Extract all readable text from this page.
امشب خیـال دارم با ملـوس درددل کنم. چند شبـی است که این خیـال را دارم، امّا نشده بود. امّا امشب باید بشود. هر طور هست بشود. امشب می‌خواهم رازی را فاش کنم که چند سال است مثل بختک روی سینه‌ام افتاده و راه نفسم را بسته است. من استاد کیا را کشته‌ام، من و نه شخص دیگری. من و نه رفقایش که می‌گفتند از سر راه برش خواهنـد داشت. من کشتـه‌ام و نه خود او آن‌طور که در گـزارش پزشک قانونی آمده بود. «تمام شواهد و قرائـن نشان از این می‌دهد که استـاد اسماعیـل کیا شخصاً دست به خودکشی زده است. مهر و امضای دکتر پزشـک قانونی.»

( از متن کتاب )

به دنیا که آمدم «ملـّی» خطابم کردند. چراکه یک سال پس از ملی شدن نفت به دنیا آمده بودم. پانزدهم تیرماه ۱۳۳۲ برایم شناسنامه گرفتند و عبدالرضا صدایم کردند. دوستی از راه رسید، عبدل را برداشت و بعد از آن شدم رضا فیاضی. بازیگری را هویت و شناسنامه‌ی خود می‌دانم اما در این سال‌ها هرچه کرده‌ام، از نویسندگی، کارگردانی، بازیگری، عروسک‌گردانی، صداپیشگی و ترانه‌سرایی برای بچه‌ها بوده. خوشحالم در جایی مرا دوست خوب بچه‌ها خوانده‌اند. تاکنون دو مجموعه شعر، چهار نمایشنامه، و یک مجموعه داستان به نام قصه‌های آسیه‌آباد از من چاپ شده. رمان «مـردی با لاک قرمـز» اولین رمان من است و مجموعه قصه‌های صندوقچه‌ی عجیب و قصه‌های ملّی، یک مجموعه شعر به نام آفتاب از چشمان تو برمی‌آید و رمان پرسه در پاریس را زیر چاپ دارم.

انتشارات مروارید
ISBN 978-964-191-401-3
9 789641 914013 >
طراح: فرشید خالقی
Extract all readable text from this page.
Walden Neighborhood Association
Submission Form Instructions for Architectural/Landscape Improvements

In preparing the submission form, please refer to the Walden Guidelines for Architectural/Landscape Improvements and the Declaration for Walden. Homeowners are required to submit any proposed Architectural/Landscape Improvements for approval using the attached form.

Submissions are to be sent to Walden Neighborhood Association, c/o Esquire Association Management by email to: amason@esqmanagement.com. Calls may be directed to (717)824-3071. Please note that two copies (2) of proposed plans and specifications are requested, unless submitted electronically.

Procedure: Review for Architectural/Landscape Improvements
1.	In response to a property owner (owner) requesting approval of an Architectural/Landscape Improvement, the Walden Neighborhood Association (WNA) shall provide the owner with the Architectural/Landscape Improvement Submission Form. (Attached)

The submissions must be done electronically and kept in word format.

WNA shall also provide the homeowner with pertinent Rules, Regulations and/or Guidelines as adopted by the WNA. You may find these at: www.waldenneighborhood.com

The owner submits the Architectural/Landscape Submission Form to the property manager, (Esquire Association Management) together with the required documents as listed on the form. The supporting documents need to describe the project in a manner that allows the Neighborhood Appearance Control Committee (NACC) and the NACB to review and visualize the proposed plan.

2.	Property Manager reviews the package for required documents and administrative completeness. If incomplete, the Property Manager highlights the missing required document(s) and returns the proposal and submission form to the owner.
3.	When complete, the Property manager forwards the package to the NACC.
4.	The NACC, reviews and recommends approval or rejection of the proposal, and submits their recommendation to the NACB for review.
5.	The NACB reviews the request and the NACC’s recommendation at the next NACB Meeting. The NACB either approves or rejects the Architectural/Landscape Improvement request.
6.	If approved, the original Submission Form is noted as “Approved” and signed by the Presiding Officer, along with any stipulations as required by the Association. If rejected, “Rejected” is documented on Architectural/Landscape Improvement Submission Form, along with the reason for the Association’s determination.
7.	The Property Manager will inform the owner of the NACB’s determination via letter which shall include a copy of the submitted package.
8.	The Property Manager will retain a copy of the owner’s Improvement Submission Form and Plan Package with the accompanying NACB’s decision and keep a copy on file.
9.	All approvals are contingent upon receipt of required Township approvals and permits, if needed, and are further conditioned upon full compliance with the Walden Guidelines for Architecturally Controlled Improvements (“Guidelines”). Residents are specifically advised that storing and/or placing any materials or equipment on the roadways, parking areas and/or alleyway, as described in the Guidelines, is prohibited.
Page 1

--

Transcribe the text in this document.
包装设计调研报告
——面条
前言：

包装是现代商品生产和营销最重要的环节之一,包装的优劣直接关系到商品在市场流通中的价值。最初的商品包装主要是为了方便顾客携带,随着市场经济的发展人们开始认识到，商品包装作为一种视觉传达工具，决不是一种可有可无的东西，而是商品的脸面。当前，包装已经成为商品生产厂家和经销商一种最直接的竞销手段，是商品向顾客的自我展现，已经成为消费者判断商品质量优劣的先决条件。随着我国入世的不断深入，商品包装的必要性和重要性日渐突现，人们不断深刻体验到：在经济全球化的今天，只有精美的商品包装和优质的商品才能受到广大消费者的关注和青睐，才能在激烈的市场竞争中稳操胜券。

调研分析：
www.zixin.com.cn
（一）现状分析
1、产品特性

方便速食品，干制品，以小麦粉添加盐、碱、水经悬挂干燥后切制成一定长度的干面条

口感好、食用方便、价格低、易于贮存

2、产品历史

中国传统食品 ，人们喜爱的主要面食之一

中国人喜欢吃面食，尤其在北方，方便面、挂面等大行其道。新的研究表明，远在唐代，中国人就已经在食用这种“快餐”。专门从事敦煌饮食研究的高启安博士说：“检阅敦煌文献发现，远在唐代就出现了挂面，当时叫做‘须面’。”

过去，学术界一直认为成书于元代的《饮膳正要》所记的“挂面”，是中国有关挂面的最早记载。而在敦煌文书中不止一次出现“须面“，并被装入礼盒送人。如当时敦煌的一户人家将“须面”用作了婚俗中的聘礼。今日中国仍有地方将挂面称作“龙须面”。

WHAT TO WORK ON ->
Go over the data above and copy every line that has the word "Esquire" in it.

COMPLETED TASK ->
Submissions are to be sent to Walden Neighborhood Association, c/o Esquire Association Management by email to: amason@esqmanagement.com. Calls may be directed to (717)824-3071. Please note that two copies (2) of proposed plans and specifications are requested, unless submitted electronically.
The owner submits the Architectural/Landscape Submission Form to the property manager, (Esquire Association Management) together with the required documents as listed on the form. The supporting documents need to describe the project in a manner that allows the Neighborhood Appearance Control Committee (NACC) and the NACB to review and visualize the proposed plan.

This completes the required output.